Exercise details:
Please reproduce, unchanged, the stretch of lines from the one containing "colorbar-segment [694, 685, 748, 699]" through the one containing "lon-tick-label: 0 [425, 657, 432, 670]".

Element location data:
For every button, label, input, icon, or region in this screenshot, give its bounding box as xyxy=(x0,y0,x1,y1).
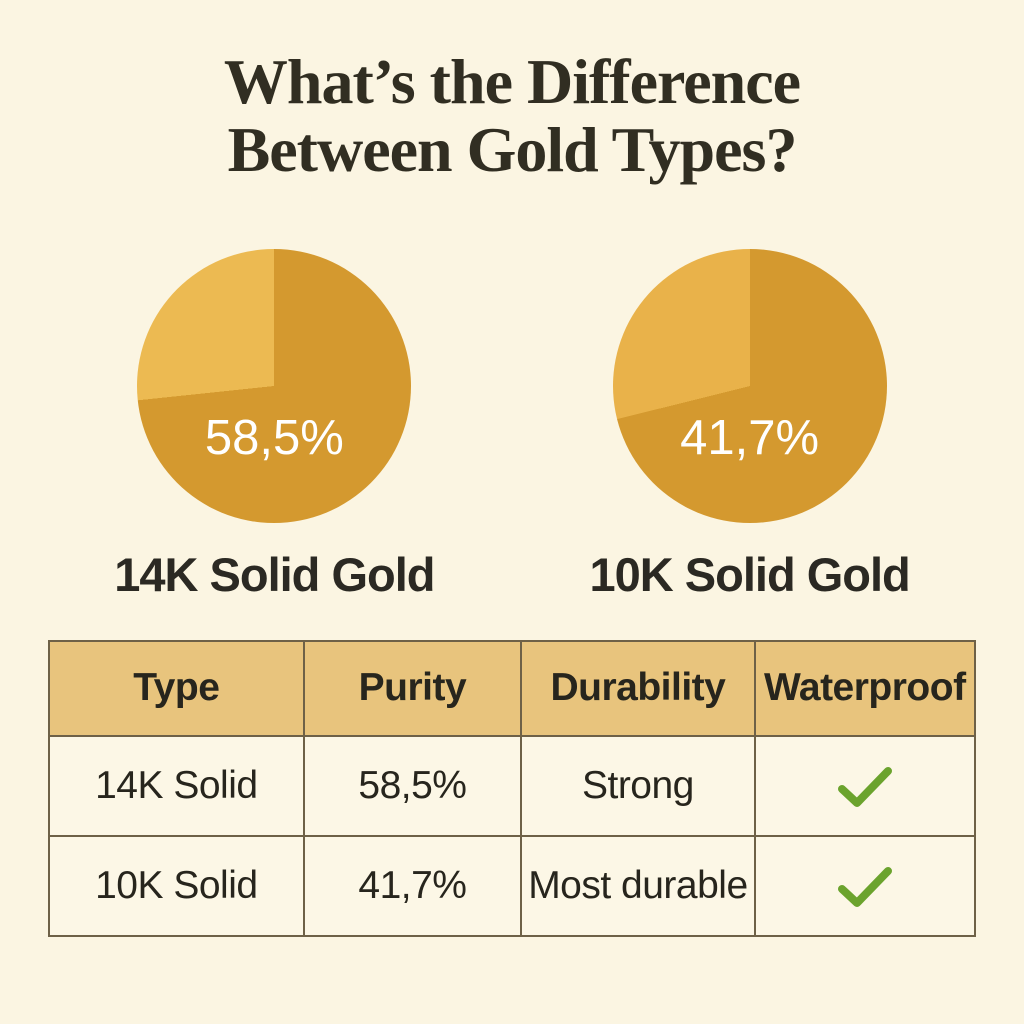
pie-caption-14k: 14K Solid Gold xyxy=(114,547,435,601)
table-row: 14K Solid 58,5% Strong xyxy=(48,734,977,837)
table-row: 10K Solid 41,7% Most durable xyxy=(48,834,977,937)
pie-chart-group-10k: 41,7% 10K Solid Gold xyxy=(589,248,911,602)
table-header-row: Type Purity Durability Waterproof xyxy=(48,639,977,737)
column-header-durability: Durability xyxy=(520,639,756,737)
pie-caption-10k: 10K Solid Gold xyxy=(589,547,911,601)
cell-purity-10k: 41,7% xyxy=(302,834,523,937)
column-header-type: Type xyxy=(48,639,305,737)
page-title-line1: What’s the Difference xyxy=(223,46,801,117)
pie-value-label-14k: 58,5% xyxy=(204,410,344,465)
pie-chart-group-14k: 58,5% 14K Solid Gold xyxy=(114,248,436,602)
pie-value-label-10k: 41,7% xyxy=(680,410,820,465)
pie-charts-row: 58,5% 14K Solid Gold 41,7% 10K Solid Gol… xyxy=(0,248,1024,602)
column-header-purity: Purity xyxy=(302,639,523,737)
cell-durability-14k: Strong xyxy=(520,734,756,837)
comparison-table: Type Purity Durability Waterproof 14K So… xyxy=(48,639,977,937)
page-title: What’s the Difference Between Gold Types… xyxy=(0,0,1024,185)
cell-type-10k: 10K Solid xyxy=(48,834,305,937)
column-header-waterproof: Waterproof xyxy=(753,639,977,737)
checkmark-icon xyxy=(837,866,892,907)
pie-chart-10k: 41,7% xyxy=(612,248,887,523)
pie-chart-14k: 58,5% xyxy=(137,248,412,523)
page-title-line2: Between Gold Types? xyxy=(227,114,798,186)
cell-waterproof-14k xyxy=(753,734,977,837)
cell-waterproof-10k xyxy=(753,834,977,937)
cell-durability-10k: Most durable xyxy=(520,834,756,937)
cell-type-14k: 14K Solid xyxy=(48,734,305,837)
checkmark-icon xyxy=(837,766,892,807)
cell-purity-14k: 58,5% xyxy=(302,734,523,837)
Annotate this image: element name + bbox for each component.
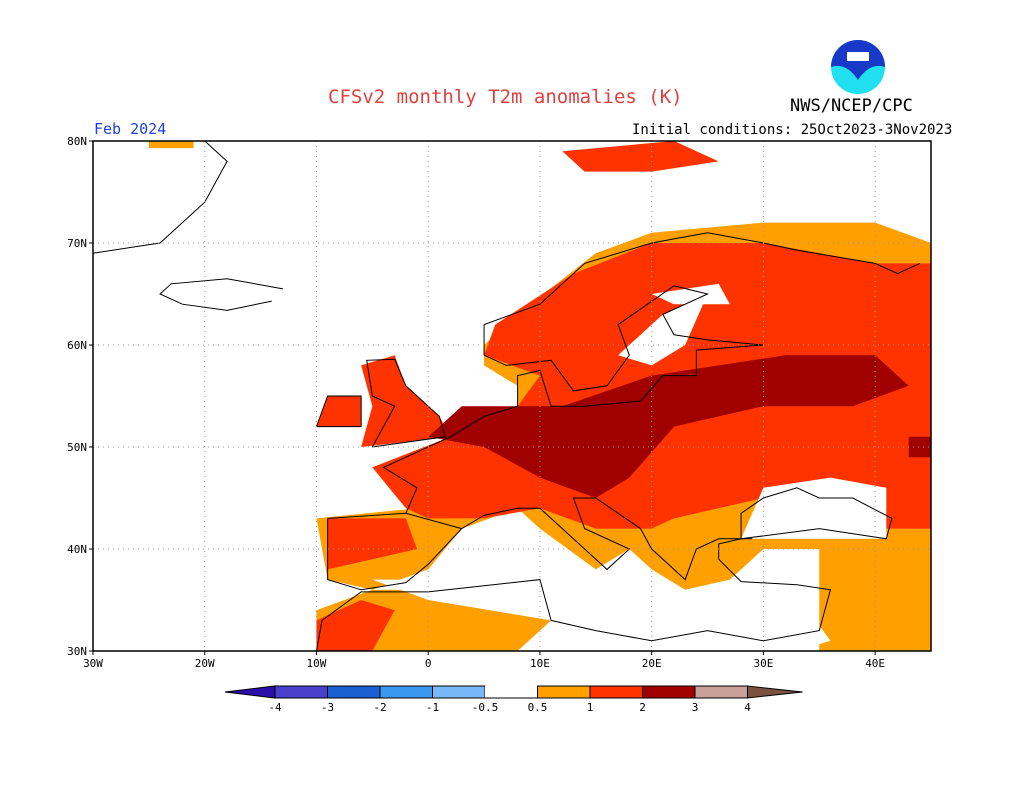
colorbar-segment [694, 685, 748, 699]
lat-tick-label: 60N [67, 339, 87, 352]
colorbar-label: 3 [692, 701, 699, 714]
colorbar-label: -2 [373, 701, 386, 714]
colorbar-label: 2 [639, 701, 646, 714]
lon-tick-label: 0 [425, 657, 432, 670]
colorbar-segment [379, 685, 433, 699]
colorbar-label: -4 [268, 701, 282, 714]
anomaly-region-7 [327, 518, 418, 570]
colorbar-segment [589, 685, 643, 699]
anomaly-region-10 [428, 355, 909, 498]
anomaly-region-14 [651, 283, 730, 305]
colorbar-segment [485, 686, 538, 698]
coastline-4 [327, 512, 463, 591]
colorbar-segment [432, 685, 486, 699]
lat-tick-label: 50N [67, 441, 87, 454]
colorbar-segment [537, 685, 591, 699]
anomaly-region-8 [316, 600, 395, 651]
colorbar-segment [642, 685, 696, 699]
colorbar-segment [327, 685, 381, 699]
colorbar-segment [274, 685, 328, 699]
anomaly-region-9 [562, 141, 719, 172]
initial-conditions: Initial conditions: 25Oct2023-3Nov2023 [632, 122, 953, 138]
lon-tick-label: 10E [530, 657, 550, 670]
colorbar-label: 0.5 [528, 701, 548, 714]
colorbar-arrow-low [224, 685, 276, 699]
anomaly-region-12 [618, 294, 708, 366]
lat-tick-label: 40N [67, 543, 87, 556]
forecast-month: Feb 2024 [94, 120, 167, 138]
coastline-6 [315, 487, 893, 652]
lon-tick-label: 40E [865, 657, 885, 670]
coastline-7 [382, 232, 921, 514]
lat-tick-label: 30N [67, 645, 87, 658]
colorbar-label: -3 [321, 701, 334, 714]
colorbar-label: -1 [426, 701, 439, 714]
coastline-3 [366, 358, 446, 448]
lon-tick-label: 10W [307, 657, 327, 670]
coastline-5 [461, 497, 753, 581]
anomaly-region-5 [361, 355, 451, 447]
lat-tick-label: 70N [67, 237, 87, 250]
colorbar-label: -0.5 [472, 701, 499, 714]
colorbar-label: 1 [587, 701, 594, 714]
colorbar-arrow-high [747, 685, 803, 699]
anomaly-region-11 [908, 436, 931, 458]
anomaly-region-13 [741, 477, 887, 539]
anomaly-region-2 [819, 549, 931, 651]
lat-tick-label: 80N [67, 135, 87, 148]
lon-tick-label: 20W [195, 657, 215, 670]
colorbar-label: 4 [744, 701, 751, 714]
agency-label: NWS/NCEP/CPC [790, 96, 913, 116]
coastline-1 [92, 140, 228, 254]
map-frame [92, 140, 932, 652]
anomaly-region-15 [372, 569, 831, 651]
lon-tick-label: 30W [83, 657, 103, 670]
anomaly-region-3 [148, 141, 194, 149]
coastline-0 [159, 278, 284, 311]
lon-tick-label: 30E [753, 657, 773, 670]
lon-tick-label: 20E [642, 657, 662, 670]
chart-title: CFSv2 monthly T2m anomalies (K) [328, 86, 683, 108]
anomaly-region-6 [316, 396, 362, 427]
coastline-2 [315, 395, 362, 428]
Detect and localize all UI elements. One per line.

Solution to this problem:
colorbar-segment [694, 685, 748, 699]
lat-tick-label: 60N [67, 339, 87, 352]
colorbar-label: 3 [692, 701, 699, 714]
colorbar-label: -2 [373, 701, 386, 714]
colorbar-label: 2 [639, 701, 646, 714]
lon-tick-label: 0 [425, 657, 432, 670]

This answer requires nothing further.